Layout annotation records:
=======

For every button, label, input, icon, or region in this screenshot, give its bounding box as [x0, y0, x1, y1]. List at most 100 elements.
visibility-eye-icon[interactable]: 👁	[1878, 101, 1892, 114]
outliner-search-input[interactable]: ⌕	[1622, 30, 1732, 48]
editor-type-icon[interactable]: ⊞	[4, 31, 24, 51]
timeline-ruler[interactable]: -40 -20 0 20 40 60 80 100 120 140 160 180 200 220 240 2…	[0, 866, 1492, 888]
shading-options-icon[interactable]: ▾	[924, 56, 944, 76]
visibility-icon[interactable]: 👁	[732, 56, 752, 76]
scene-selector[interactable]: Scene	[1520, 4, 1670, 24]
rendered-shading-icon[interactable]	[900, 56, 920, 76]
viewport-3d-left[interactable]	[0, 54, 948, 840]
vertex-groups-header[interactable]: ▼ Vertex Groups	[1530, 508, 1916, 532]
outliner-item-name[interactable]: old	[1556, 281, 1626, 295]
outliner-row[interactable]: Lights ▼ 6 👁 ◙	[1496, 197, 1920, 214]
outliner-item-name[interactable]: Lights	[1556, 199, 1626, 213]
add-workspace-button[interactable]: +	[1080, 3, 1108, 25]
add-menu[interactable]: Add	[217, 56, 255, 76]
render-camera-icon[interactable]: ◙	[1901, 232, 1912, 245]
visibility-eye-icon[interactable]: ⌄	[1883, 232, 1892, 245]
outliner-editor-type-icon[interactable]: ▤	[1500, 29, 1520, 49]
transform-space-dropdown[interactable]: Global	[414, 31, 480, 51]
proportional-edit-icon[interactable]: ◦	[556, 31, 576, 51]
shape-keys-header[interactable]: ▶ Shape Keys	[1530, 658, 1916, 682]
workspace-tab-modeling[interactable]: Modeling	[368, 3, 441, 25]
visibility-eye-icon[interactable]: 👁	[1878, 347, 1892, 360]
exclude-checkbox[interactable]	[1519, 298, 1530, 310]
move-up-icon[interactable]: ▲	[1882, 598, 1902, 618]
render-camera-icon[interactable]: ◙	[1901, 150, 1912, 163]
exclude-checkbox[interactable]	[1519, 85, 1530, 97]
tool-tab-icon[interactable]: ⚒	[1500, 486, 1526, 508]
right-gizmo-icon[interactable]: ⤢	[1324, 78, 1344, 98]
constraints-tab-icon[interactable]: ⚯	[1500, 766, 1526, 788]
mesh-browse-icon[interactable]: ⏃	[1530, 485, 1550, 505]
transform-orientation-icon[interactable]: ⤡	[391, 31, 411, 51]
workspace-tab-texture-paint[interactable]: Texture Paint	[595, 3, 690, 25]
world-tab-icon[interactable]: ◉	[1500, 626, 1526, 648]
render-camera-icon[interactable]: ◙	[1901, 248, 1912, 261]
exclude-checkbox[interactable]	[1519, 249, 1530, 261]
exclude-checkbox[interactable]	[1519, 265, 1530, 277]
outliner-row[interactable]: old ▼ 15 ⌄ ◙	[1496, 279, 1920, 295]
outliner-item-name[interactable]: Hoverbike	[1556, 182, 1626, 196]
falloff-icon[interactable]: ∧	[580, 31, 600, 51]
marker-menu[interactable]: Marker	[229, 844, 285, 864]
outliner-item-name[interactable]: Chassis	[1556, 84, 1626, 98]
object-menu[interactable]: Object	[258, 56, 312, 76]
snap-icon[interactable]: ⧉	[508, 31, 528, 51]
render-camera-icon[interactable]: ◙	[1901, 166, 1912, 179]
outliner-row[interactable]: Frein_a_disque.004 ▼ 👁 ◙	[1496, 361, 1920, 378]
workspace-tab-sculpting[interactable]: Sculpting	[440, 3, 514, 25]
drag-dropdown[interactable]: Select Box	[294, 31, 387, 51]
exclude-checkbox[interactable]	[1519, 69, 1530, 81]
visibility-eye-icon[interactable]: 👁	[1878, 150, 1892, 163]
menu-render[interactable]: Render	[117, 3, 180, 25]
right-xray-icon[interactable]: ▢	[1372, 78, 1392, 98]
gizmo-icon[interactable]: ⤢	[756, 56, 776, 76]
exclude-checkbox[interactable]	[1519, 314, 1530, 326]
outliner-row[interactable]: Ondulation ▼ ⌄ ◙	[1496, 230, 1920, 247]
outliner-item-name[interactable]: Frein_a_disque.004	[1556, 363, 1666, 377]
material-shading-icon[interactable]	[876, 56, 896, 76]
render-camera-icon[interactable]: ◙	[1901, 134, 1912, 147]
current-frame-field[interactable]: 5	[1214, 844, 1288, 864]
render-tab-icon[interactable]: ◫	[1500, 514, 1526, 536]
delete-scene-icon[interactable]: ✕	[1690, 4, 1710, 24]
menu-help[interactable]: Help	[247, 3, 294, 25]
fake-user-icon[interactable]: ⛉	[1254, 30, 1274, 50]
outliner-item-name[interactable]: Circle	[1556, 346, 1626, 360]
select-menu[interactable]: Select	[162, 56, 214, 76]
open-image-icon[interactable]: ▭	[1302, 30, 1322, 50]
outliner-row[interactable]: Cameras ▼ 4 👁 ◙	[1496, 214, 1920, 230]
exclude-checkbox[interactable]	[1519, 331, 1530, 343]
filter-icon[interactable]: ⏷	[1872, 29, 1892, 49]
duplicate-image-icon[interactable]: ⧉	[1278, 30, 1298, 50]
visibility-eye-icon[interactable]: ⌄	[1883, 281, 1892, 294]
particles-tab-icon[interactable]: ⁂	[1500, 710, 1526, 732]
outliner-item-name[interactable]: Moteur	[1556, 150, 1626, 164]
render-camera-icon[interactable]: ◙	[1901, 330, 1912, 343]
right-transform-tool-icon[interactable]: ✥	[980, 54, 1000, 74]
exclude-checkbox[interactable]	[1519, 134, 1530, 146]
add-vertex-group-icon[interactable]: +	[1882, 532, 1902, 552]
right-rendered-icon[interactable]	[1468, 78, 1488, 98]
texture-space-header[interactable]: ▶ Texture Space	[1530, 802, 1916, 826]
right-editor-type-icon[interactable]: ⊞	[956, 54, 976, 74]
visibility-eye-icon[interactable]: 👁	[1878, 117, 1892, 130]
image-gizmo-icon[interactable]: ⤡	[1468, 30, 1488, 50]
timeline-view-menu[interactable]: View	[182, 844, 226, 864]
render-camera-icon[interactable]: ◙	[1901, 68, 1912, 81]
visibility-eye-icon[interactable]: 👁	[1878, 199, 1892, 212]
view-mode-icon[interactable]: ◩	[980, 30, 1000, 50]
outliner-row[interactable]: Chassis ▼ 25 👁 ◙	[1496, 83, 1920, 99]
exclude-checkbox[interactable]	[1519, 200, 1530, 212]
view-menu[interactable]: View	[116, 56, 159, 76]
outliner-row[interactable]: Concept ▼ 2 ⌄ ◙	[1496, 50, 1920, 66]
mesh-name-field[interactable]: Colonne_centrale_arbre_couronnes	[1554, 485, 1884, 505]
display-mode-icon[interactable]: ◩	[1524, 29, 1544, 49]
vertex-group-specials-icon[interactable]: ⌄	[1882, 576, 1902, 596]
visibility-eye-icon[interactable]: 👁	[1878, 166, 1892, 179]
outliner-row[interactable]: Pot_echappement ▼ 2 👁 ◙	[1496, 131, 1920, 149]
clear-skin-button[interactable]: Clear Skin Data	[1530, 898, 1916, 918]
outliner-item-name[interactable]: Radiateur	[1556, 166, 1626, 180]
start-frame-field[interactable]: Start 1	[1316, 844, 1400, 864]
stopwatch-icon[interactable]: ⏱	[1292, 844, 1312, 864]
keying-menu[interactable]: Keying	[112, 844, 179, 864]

=======

◆ Short exercise ◆
Render the listing from its start through the line containing "30, 1732, 48]" as a Markdown table with the columns Row and Line, numbering each line and leaving out blank lines.

◆ Reply to the task ◆
| Row | Line |
|---|---|
| 1 | For every button, label, input, icon, or region in this screenshot, give its bounding box as [x0, y0, x1, y1]. List at most 100 elements. |
| 2 | visibility-eye-icon[interactable]: 👁	[1878, 101, 1892, 114] |
| 3 | outliner-search-input[interactable]: ⌕	[1622, 30, 1732, 48] |